## [Exercise prompt]
Count how many lines hold the string "Security", and give only that number.

## [Records to process]
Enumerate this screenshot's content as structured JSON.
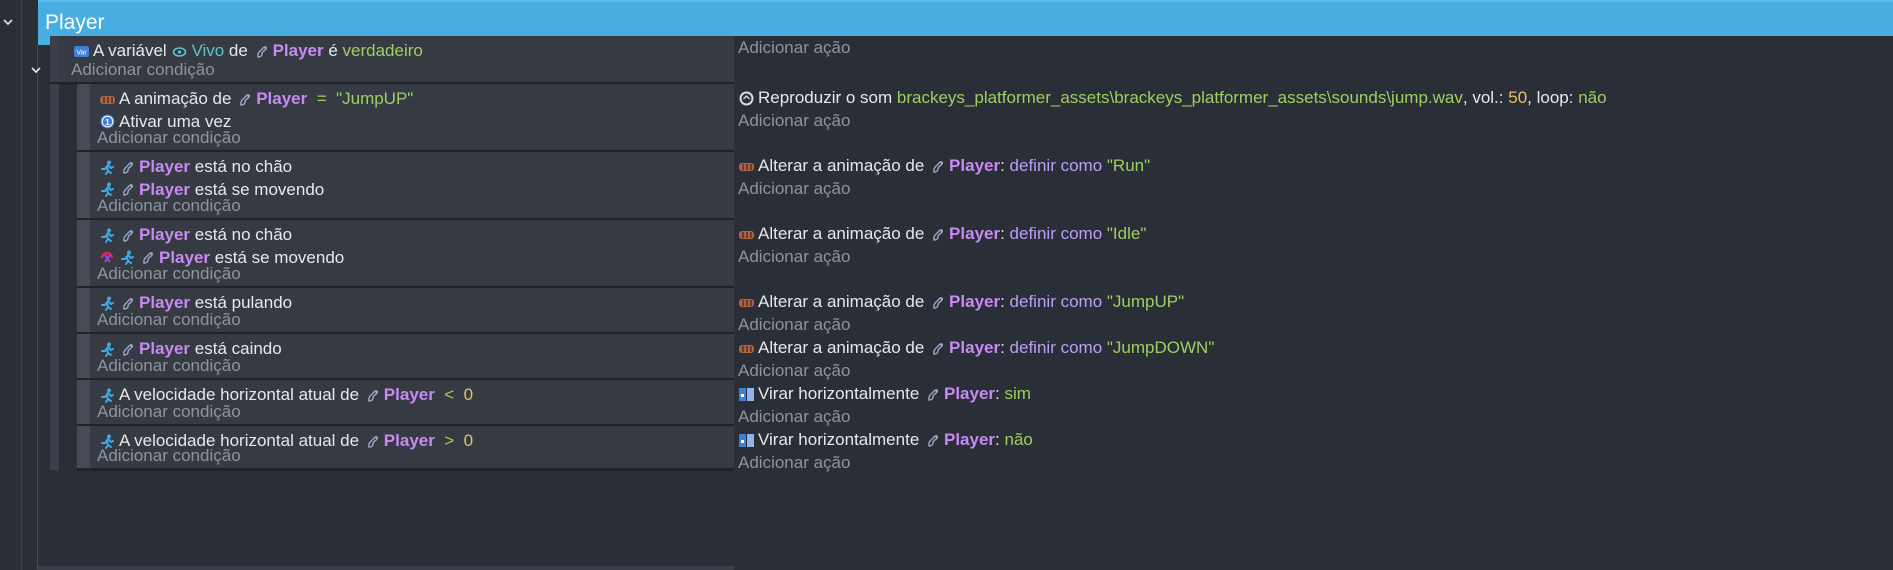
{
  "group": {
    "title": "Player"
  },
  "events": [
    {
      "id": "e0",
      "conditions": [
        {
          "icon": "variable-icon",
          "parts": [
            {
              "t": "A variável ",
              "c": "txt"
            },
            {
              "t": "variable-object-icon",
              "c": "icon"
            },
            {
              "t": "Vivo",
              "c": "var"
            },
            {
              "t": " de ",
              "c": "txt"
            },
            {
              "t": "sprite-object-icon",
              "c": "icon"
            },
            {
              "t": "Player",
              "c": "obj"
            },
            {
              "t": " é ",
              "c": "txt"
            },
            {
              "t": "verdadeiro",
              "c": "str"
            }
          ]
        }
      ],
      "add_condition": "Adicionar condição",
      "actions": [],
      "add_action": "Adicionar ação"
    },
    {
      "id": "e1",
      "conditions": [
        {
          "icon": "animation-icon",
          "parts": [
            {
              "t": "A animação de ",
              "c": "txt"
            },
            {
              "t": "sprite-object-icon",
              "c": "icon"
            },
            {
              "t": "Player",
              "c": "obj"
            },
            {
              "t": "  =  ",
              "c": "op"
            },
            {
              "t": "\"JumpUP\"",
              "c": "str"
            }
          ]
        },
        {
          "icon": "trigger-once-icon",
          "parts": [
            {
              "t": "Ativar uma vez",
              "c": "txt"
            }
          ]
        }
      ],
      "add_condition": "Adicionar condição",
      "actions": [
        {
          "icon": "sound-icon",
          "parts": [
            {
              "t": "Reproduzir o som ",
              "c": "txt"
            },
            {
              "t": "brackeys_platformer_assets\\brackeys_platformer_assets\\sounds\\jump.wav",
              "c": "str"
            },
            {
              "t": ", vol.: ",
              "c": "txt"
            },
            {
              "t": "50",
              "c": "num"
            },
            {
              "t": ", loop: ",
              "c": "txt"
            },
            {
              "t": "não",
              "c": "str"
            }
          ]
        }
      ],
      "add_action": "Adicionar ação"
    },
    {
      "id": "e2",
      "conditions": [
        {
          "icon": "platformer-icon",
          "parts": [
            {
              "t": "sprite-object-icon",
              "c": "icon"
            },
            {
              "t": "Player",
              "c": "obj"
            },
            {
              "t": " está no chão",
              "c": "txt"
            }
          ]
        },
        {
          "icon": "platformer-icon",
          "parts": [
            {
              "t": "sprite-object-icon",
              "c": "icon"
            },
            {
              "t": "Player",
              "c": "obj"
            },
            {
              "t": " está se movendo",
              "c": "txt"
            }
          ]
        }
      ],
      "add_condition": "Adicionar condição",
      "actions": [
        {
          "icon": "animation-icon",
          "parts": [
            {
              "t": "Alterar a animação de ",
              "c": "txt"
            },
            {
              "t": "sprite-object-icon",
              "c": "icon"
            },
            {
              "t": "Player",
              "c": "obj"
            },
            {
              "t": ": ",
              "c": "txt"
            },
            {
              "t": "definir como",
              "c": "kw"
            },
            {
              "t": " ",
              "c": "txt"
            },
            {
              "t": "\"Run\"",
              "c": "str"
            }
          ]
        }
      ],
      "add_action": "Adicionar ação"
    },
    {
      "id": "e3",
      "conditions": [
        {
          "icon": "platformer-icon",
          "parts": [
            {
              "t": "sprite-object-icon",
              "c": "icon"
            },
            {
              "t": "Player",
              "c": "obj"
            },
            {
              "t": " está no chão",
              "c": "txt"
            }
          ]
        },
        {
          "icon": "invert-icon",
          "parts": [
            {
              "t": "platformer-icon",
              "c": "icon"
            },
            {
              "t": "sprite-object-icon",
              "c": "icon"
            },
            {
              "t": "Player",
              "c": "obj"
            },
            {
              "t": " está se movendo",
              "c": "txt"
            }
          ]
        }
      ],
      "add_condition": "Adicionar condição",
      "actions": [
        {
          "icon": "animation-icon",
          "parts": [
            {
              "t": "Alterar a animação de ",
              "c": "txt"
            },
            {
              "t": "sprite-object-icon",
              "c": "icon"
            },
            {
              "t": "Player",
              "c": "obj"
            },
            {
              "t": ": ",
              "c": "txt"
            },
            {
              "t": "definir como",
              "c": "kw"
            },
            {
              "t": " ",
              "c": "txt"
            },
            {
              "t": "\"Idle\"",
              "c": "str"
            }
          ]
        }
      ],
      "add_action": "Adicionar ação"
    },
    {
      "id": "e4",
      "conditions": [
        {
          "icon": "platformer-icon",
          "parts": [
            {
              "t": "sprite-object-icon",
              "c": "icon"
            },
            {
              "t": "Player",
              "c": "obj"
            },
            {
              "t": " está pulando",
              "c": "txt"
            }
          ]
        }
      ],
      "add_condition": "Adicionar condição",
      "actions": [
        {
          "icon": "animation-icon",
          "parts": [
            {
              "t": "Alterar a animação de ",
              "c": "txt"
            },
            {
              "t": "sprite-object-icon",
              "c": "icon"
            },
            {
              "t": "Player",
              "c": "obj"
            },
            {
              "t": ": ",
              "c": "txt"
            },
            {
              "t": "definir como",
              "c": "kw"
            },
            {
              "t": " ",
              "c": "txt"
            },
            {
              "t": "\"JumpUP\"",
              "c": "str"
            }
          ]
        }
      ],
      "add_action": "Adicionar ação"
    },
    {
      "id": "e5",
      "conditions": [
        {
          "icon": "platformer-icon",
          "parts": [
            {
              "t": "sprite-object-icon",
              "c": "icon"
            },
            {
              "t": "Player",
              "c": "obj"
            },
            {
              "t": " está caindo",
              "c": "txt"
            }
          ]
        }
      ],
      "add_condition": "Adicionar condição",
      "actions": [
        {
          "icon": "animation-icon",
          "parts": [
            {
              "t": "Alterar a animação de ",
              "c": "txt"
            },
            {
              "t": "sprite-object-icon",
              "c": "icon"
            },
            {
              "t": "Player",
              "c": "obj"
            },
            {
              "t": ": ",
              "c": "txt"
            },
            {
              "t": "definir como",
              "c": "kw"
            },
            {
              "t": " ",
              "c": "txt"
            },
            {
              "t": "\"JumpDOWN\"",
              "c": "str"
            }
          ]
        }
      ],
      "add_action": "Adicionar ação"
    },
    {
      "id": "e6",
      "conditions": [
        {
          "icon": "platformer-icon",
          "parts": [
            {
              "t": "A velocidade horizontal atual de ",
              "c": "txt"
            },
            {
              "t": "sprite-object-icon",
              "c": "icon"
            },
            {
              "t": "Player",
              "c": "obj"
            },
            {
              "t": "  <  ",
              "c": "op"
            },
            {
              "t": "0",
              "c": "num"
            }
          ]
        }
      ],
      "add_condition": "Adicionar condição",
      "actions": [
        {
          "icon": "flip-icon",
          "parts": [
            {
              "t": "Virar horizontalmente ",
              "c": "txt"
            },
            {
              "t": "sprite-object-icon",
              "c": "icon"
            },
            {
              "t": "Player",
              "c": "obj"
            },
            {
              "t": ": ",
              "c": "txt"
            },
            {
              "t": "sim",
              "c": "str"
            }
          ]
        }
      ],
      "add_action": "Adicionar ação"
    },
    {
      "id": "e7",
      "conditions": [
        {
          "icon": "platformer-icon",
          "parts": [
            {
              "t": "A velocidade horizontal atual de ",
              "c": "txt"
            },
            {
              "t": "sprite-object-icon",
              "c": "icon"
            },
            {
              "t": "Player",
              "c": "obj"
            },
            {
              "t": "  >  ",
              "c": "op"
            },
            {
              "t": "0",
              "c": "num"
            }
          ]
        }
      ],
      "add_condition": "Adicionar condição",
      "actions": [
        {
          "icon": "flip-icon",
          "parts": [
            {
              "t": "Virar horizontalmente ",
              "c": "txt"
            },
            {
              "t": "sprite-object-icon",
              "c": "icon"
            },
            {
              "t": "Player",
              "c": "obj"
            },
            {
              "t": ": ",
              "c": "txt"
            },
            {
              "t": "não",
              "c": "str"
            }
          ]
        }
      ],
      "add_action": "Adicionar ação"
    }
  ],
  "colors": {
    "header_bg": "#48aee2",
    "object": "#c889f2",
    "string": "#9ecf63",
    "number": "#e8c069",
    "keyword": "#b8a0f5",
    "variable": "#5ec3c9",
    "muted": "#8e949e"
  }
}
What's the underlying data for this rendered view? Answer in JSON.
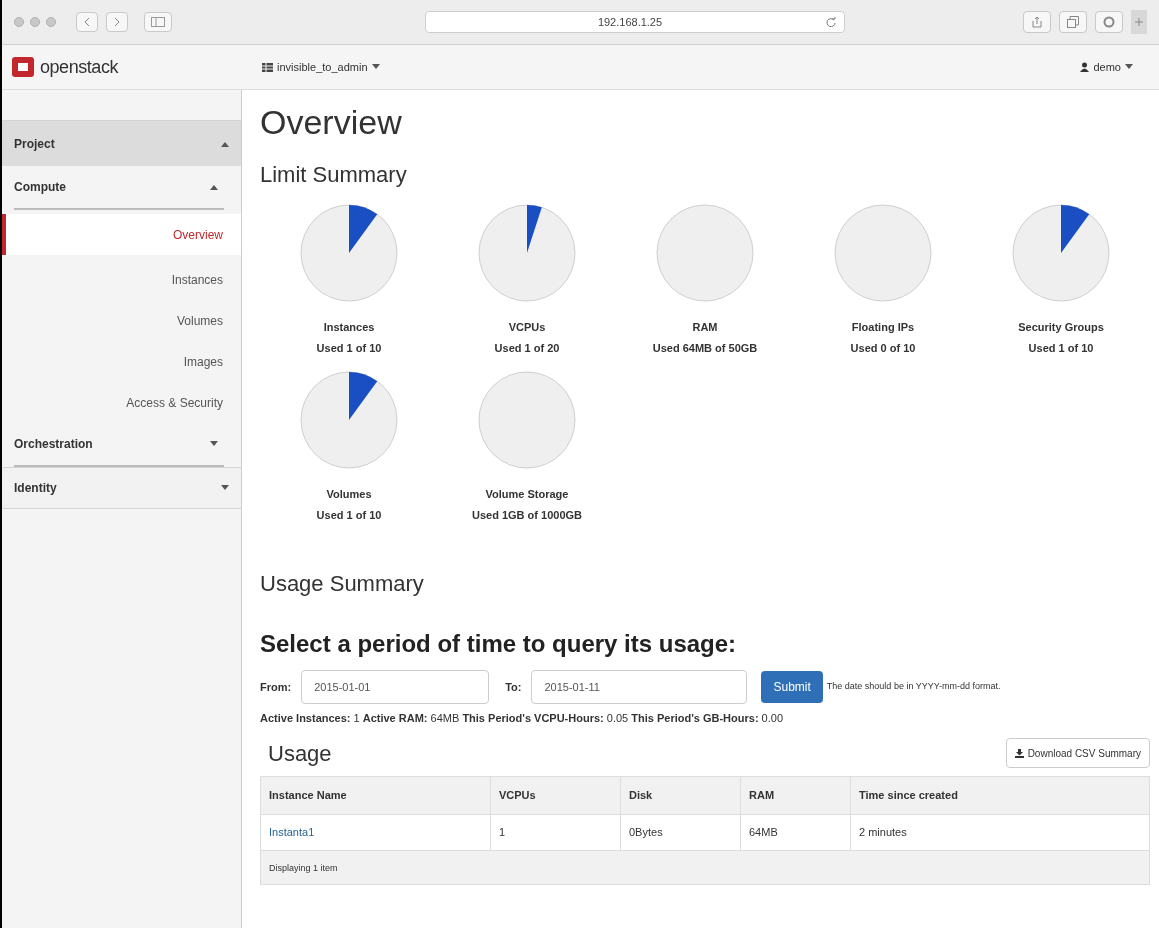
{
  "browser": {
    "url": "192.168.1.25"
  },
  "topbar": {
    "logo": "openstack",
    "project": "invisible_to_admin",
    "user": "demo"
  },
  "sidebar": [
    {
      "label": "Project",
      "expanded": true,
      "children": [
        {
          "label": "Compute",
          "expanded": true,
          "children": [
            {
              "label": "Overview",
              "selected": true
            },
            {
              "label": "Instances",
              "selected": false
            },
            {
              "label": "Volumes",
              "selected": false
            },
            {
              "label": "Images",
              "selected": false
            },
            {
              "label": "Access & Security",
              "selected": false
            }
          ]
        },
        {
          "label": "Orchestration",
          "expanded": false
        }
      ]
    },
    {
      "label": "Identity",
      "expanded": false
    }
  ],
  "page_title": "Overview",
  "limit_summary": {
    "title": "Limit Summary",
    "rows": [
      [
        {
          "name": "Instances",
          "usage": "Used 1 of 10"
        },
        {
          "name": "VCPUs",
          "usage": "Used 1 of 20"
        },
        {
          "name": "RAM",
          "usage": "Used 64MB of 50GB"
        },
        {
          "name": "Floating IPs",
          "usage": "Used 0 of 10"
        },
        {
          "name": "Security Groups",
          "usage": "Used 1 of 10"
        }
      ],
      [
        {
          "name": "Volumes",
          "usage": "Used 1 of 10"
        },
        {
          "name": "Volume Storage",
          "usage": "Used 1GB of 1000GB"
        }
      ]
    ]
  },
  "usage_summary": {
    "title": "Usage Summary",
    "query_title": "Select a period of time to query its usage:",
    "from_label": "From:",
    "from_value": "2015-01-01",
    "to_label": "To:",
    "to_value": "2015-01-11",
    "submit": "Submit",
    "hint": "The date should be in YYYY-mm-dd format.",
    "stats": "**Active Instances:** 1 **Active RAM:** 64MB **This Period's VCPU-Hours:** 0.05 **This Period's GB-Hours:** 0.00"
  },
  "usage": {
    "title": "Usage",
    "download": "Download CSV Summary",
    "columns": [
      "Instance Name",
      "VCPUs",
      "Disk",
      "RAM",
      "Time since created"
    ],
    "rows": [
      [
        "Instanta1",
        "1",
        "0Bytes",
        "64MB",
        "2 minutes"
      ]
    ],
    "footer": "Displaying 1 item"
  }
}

## [Task solution]
2